─── Text block ───

A calendar with the words 'Happy Holiday' hangs inside the closed Thomas Cook Group Plc help desk at Manchester Airport in Manchester, UK. Image Credit: Bloomberg

Last Monday, the British travel group Thomas Cook collapsed in spectacular fashion, leaving a trail of disaster in its wake. More than 600,000 holidaymakers stranded worldwide, debt to the tune of almost $2 billion (Dh7.34 billion), 21,000 jobs on the line in 16 countries, and gaping holes in national tourism industries across Europe, Asia and Mena region.

As we speak, typically laid-back vacation spots now offer scenes of chaos: hotel guests held hostage until they cough up the money owed by their now-bankrupt tour operator, up to 3,150 partner hotels going out-of-pocket, small businesses facing uncertain futures, hospitality workers forced to take impromptu vacations — some indefinite in the length.

Failing to catch up digitally

The demise of a 178-year-old company which had 22 million customers a year and annual sales of more than $11 billion is as ironic as it is grave. Thomas Cook’s eponymous founder was an industry pioneer; he pretty much invented group excursion and, in doing so, made travel a possibility for the average person through affordable trips by road, rail and sea.

───

_Problem set:_
[1] According to the Thomas Cook text, how many holidaymakers were stranded worldwide when the company collapsed?
[2] Lift out the portion of the Thomas Cook text between "Last Monday, the" and "in the length.", inclusive.
The data that follows isn't required for anything here.

─── Data to examine ───

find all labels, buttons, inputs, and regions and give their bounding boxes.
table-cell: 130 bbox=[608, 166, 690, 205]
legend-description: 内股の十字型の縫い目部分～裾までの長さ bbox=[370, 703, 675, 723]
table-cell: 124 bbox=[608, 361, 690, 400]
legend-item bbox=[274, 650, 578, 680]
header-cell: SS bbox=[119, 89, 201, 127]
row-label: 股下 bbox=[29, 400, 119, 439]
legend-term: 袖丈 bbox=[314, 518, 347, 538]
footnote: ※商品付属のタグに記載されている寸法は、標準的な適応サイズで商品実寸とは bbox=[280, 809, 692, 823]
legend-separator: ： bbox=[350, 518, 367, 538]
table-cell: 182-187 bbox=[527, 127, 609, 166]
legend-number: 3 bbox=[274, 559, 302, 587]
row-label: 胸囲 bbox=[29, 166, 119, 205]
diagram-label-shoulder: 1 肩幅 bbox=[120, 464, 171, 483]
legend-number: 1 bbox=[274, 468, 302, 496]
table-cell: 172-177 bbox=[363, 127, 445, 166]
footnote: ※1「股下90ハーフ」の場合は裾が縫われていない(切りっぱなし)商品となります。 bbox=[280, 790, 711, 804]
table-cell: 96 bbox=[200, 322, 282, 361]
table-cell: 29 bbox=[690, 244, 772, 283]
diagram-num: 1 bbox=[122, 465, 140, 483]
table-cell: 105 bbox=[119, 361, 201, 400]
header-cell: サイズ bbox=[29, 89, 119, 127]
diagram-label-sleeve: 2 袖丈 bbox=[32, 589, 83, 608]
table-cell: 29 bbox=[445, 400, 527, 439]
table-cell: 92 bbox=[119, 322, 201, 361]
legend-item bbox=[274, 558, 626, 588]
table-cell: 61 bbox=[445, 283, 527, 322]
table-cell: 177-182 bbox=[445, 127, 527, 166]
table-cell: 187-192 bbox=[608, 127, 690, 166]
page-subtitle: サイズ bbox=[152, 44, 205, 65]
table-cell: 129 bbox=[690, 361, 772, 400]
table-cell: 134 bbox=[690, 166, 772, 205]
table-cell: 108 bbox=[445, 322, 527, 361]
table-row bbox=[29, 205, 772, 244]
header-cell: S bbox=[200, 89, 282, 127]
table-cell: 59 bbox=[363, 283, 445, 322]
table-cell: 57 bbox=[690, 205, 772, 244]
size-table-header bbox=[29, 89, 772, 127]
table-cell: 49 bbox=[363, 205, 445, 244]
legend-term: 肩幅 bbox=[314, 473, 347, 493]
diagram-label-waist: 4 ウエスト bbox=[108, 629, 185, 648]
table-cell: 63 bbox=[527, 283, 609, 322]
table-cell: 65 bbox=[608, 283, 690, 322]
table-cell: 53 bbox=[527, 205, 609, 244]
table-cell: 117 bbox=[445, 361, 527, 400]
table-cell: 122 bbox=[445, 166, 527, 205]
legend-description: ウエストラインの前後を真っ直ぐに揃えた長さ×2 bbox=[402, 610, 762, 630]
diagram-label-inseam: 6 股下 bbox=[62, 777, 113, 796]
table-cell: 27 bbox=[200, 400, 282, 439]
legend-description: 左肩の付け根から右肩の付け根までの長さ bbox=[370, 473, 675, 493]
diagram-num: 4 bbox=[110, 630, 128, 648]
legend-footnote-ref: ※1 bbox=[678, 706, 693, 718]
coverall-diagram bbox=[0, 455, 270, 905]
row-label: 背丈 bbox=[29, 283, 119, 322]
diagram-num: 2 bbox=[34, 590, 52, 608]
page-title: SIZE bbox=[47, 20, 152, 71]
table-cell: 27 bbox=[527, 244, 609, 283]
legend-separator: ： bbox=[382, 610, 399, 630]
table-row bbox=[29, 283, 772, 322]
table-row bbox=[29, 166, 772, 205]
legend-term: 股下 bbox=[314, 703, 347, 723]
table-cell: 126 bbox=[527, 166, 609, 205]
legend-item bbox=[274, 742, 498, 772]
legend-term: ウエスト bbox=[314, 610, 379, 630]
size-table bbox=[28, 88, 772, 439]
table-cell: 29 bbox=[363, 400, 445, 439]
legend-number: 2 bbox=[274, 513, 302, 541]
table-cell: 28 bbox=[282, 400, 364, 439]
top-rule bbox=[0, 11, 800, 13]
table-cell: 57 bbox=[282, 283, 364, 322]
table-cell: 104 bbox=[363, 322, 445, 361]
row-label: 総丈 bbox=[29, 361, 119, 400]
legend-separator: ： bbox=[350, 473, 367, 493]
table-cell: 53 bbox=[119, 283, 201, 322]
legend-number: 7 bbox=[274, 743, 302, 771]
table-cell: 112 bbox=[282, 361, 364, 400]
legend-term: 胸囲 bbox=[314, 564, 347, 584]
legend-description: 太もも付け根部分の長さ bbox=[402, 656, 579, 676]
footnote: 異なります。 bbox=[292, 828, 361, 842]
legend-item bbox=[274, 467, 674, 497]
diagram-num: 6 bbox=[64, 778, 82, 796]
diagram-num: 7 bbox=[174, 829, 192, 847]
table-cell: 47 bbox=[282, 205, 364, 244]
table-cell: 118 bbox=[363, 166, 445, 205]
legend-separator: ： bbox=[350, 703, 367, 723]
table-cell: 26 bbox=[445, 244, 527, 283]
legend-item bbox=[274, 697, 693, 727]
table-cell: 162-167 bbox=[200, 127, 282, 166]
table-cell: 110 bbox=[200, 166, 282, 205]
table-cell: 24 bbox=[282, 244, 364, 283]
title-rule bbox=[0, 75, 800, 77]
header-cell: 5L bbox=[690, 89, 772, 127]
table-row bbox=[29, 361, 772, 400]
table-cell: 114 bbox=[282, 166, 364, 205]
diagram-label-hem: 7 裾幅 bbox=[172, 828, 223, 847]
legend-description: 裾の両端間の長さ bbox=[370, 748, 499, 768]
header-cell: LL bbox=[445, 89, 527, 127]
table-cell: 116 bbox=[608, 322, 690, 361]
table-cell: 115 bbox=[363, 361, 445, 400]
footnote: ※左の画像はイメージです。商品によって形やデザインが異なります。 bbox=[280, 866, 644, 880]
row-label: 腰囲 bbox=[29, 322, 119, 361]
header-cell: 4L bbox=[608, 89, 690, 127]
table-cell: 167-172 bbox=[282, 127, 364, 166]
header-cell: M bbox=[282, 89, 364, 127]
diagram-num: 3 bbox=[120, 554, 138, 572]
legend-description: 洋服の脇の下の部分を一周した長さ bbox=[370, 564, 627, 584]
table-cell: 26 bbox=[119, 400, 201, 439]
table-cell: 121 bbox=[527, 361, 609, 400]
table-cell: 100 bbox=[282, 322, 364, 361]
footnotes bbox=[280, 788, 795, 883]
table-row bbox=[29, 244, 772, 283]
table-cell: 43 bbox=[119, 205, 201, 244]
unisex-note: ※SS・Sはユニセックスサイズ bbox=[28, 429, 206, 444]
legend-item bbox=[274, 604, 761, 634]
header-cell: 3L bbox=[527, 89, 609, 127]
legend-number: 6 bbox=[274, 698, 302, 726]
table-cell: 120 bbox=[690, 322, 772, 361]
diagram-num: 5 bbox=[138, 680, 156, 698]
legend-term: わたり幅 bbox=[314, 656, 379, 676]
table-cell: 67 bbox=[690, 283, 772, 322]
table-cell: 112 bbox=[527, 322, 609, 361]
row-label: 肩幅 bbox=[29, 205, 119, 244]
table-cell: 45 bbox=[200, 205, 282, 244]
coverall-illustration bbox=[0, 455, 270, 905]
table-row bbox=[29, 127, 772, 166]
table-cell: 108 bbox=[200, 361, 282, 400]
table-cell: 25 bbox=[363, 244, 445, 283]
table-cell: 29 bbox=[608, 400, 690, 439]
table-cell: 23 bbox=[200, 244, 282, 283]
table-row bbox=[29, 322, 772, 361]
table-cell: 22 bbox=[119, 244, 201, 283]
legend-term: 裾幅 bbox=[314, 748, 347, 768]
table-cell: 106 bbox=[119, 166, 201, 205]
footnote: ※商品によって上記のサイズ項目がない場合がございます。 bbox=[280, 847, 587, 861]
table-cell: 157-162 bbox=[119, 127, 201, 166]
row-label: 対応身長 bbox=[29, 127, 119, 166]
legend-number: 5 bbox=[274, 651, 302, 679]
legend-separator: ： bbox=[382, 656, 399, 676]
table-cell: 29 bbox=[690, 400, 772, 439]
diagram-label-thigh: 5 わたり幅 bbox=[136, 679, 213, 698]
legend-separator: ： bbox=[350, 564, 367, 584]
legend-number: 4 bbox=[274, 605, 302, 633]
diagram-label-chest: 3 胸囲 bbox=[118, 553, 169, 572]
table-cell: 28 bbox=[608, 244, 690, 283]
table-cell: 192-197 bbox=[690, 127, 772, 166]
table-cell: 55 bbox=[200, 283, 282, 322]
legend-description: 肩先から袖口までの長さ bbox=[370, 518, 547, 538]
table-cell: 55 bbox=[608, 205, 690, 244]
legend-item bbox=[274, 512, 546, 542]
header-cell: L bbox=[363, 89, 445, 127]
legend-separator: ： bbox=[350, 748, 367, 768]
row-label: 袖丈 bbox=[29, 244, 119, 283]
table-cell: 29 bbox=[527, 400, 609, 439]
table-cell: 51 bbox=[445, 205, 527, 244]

───

_Solutions by task:_
[1] More than 600,000.

[2]
Last Monday, the British travel group Thomas Cook collapsed in spectacular fashion, leaving a trail of disaster in its wake. More than 600,000 holidaymakers stranded worldwide, debt to the tune of almost $2 billion (Dh7.34 billion), 21,000 jobs on the line in 16 countries, and gaping holes in national tourism industries across Europe, Asia and Mena region.

As we speak, typically laid-back vacation spots now offer scenes of chaos: hotel guests held hostage until they cough up the money owed by their now-bankrupt tour operator, up to 3,150 partner hotels going out-of-pocket, small businesses facing uncertain futures, hospitality workers forced to take impromptu vacations — some indefinite in the length.